## THE EXERCISE
Without altering anything, output the material below.

## Dataset records

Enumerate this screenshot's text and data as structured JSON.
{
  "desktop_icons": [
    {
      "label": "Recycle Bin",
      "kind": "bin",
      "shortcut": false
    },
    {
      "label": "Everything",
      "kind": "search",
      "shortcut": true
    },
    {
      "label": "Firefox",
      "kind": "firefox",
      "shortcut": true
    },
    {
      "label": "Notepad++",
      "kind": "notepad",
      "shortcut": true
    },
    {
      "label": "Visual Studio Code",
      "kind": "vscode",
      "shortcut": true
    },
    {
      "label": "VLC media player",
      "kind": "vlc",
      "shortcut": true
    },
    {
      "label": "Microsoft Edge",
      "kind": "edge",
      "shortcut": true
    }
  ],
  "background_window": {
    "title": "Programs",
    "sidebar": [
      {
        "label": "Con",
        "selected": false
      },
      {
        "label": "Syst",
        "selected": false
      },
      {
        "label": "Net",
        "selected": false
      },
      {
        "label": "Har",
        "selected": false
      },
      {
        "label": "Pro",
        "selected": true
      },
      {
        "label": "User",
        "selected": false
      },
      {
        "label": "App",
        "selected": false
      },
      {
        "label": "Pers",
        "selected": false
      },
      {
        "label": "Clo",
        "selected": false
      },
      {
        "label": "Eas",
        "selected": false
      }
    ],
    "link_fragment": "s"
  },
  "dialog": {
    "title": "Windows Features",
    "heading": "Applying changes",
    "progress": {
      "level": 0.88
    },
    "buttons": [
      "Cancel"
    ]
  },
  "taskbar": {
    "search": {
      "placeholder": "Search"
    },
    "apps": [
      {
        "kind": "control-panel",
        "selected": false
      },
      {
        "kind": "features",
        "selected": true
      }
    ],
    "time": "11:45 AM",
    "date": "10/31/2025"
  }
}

## THE SOLUTION
Enumerate this screenshot's text and data as structured JSON.
{
  "desktop_icons": [
    {
      "label": "Recycle Bin",
      "kind": "bin",
      "shortcut": false
    },
    {
      "label": "Everything",
      "kind": "search",
      "shortcut": true
    },
    {
      "label": "Firefox",
      "kind": "firefox",
      "shortcut": true
    },
    {
      "label": "Notepad++",
      "kind": "notepad",
      "shortcut": true
    },
    {
      "label": "Visual Studio Code",
      "kind": "vscode",
      "shortcut": true
    },
    {
      "label": "VLC media player",
      "kind": "vlc",
      "shortcut": true
    },
    {
      "label": "Microsoft Edge",
      "kind": "edge",
      "shortcut": true
    }
  ],
  "background_window": {
    "title": "Programs",
    "sidebar": [
      {
        "label": "Con",
        "selected": false
      },
      {
        "label": "Syst",
        "selected": false
      },
      {
        "label": "Net",
        "selected": false
      },
      {
        "label": "Har",
        "selected": false
      },
      {
        "label": "Pro",
        "selected": true
      },
      {
        "label": "User",
        "selected": false
      },
      {
        "label": "App",
        "selected": false
      },
      {
        "label": "Pers",
        "selected": false
      },
      {
        "label": "Clo",
        "selected": false
      },
      {
        "label": "Eas",
        "selected": false
      }
    ],
    "link_fragment": "s"
  },
  "dialog": {
    "title": "Windows Features",
    "heading": "Applying changes",
    "progress": {
      "level": 0.88
    },
    "buttons": [
      "Cancel"
    ]
  },
  "taskbar": {
    "search": {
      "placeholder": "Search"
    },
    "apps": [
      {
        "kind": "control-panel",
        "selected": false
      },
      {
        "kind": "features",
        "selected": true
      }
    ],
    "time": "11:45 AM",
    "date": "10/31/2025"
  }
}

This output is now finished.